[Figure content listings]
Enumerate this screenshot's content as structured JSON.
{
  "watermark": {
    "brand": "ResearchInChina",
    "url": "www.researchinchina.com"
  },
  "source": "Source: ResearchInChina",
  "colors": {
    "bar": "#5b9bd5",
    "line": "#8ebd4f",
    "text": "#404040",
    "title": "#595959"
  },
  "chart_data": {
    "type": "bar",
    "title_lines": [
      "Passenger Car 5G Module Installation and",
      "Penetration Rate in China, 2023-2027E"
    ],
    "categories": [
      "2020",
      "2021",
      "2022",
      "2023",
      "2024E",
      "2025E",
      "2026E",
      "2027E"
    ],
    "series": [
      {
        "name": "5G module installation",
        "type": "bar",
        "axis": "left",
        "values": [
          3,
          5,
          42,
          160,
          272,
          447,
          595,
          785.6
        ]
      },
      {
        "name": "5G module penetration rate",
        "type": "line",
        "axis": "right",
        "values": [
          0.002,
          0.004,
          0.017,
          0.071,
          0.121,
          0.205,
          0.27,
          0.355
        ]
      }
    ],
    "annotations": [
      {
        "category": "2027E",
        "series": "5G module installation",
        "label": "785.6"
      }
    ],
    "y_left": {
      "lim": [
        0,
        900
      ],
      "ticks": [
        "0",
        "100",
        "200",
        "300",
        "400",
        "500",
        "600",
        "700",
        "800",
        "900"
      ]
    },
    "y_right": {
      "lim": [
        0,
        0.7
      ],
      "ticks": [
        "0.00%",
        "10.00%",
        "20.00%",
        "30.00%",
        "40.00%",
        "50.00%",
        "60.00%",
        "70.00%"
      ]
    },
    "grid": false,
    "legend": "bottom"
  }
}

> **Exercise objective**
Extract the complete data, matching each line exactly.

> **Final result**
Enumerate this screenshot's content as structured JSON.
{
  "watermark": {
    "brand": "ResearchInChina",
    "url": "www.researchinchina.com"
  },
  "source": "Source: ResearchInChina",
  "colors": {
    "bar": "#5b9bd5",
    "line": "#8ebd4f",
    "text": "#404040",
    "title": "#595959"
  },
  "chart_data": {
    "type": "bar",
    "title_lines": [
      "Passenger Car 5G Module Installation and",
      "Penetration Rate in China, 2023-2027E"
    ],
    "categories": [
      "2020",
      "2021",
      "2022",
      "2023",
      "2024E",
      "2025E",
      "2026E",
      "2027E"
    ],
    "series": [
      {
        "name": "5G module installation",
        "type": "bar",
        "axis": "left",
        "values": [
          3,
          5,
          42,
          160,
          272,
          447,
          595,
          785.6
        ]
      },
      {
        "name": "5G module penetration rate",
        "type": "line",
        "axis": "right",
        "values": [
          0.002,
          0.004,
          0.017,
          0.071,
          0.121,
          0.205,
          0.27,
          0.355
        ]
      }
    ],
    "annotations": [
      {
        "category": "2027E",
        "series": "5G module installation",
        "label": "785.6"
      }
    ],
    "y_left": {
      "lim": [
        0,
        900
      ],
      "ticks": [
        "0",
        "100",
        "200",
        "300",
        "400",
        "500",
        "600",
        "700",
        "800",
        "900"
      ]
    },
    "y_right": {
      "lim": [
        0,
        0.7
      ],
      "ticks": [
        "0.00%",
        "10.00%",
        "20.00%",
        "30.00%",
        "40.00%",
        "50.00%",
        "60.00%",
        "70.00%"
      ]
    },
    "grid": false,
    "legend": "bottom"
  }
}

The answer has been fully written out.